[Stored data]
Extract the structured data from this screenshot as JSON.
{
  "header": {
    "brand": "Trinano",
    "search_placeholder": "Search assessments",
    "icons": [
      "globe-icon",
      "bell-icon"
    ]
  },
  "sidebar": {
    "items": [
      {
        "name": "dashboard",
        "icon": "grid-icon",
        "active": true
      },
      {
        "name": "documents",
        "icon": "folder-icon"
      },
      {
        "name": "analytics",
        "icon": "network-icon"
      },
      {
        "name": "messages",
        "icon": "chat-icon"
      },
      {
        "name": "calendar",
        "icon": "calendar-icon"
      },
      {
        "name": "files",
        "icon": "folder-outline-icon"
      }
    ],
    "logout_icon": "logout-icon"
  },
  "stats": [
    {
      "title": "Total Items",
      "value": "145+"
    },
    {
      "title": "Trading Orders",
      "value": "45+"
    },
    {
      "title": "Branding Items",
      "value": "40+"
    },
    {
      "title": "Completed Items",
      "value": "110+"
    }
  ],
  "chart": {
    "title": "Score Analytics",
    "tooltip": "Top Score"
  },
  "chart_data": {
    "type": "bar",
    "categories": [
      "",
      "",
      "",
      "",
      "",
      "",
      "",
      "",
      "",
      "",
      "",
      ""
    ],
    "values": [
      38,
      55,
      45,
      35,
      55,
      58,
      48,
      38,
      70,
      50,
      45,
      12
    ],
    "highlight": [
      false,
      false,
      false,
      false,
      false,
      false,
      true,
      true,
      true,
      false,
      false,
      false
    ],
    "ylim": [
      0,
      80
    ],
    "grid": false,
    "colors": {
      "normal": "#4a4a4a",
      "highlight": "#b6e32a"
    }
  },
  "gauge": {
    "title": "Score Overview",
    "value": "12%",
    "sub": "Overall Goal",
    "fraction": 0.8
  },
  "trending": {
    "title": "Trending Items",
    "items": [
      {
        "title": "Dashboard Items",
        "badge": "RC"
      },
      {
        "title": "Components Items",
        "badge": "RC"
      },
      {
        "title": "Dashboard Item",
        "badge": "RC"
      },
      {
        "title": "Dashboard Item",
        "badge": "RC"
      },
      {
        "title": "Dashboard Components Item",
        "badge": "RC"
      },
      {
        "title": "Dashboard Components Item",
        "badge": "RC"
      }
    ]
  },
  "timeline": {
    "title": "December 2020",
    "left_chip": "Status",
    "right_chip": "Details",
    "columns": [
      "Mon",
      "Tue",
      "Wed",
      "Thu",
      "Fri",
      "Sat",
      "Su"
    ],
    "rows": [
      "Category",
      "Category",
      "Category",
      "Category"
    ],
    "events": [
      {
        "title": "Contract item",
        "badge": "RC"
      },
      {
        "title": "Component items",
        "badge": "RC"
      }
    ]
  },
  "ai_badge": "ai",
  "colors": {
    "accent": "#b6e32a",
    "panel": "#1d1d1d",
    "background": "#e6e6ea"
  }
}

◆ Task directions ◆
Repeat every entry exactly, please.

◆ Answer to the problem ◆
Extract the structured data from this screenshot as JSON.
{
  "header": {
    "brand": "Trinano",
    "search_placeholder": "Search assessments",
    "icons": [
      "globe-icon",
      "bell-icon"
    ]
  },
  "sidebar": {
    "items": [
      {
        "name": "dashboard",
        "icon": "grid-icon",
        "active": true
      },
      {
        "name": "documents",
        "icon": "folder-icon"
      },
      {
        "name": "analytics",
        "icon": "network-icon"
      },
      {
        "name": "messages",
        "icon": "chat-icon"
      },
      {
        "name": "calendar",
        "icon": "calendar-icon"
      },
      {
        "name": "files",
        "icon": "folder-outline-icon"
      }
    ],
    "logout_icon": "logout-icon"
  },
  "stats": [
    {
      "title": "Total Items",
      "value": "145+"
    },
    {
      "title": "Trading Orders",
      "value": "45+"
    },
    {
      "title": "Branding Items",
      "value": "40+"
    },
    {
      "title": "Completed Items",
      "value": "110+"
    }
  ],
  "chart": {
    "title": "Score Analytics",
    "tooltip": "Top Score"
  },
  "chart_data": {
    "type": "bar",
    "categories": [
      "",
      "",
      "",
      "",
      "",
      "",
      "",
      "",
      "",
      "",
      "",
      ""
    ],
    "values": [
      38,
      55,
      45,
      35,
      55,
      58,
      48,
      38,
      70,
      50,
      45,
      12
    ],
    "highlight": [
      false,
      false,
      false,
      false,
      false,
      false,
      true,
      true,
      true,
      false,
      false,
      false
    ],
    "ylim": [
      0,
      80
    ],
    "grid": false,
    "colors": {
      "normal": "#4a4a4a",
      "highlight": "#b6e32a"
    }
  },
  "gauge": {
    "title": "Score Overview",
    "value": "12%",
    "sub": "Overall Goal",
    "fraction": 0.8
  },
  "trending": {
    "title": "Trending Items",
    "items": [
      {
        "title": "Dashboard Items",
        "badge": "RC"
      },
      {
        "title": "Components Items",
        "badge": "RC"
      },
      {
        "title": "Dashboard Item",
        "badge": "RC"
      },
      {
        "title": "Dashboard Item",
        "badge": "RC"
      },
      {
        "title": "Dashboard Components Item",
        "badge": "RC"
      },
      {
        "title": "Dashboard Components Item",
        "badge": "RC"
      }
    ]
  },
  "timeline": {
    "title": "December 2020",
    "left_chip": "Status",
    "right_chip": "Details",
    "columns": [
      "Mon",
      "Tue",
      "Wed",
      "Thu",
      "Fri",
      "Sat",
      "Su"
    ],
    "rows": [
      "Category",
      "Category",
      "Category",
      "Category"
    ],
    "events": [
      {
        "title": "Contract item",
        "badge": "RC"
      },
      {
        "title": "Component items",
        "badge": "RC"
      }
    ]
  },
  "ai_badge": "ai",
  "colors": {
    "accent": "#b6e32a",
    "panel": "#1d1d1d",
    "background": "#e6e6ea"
  }
}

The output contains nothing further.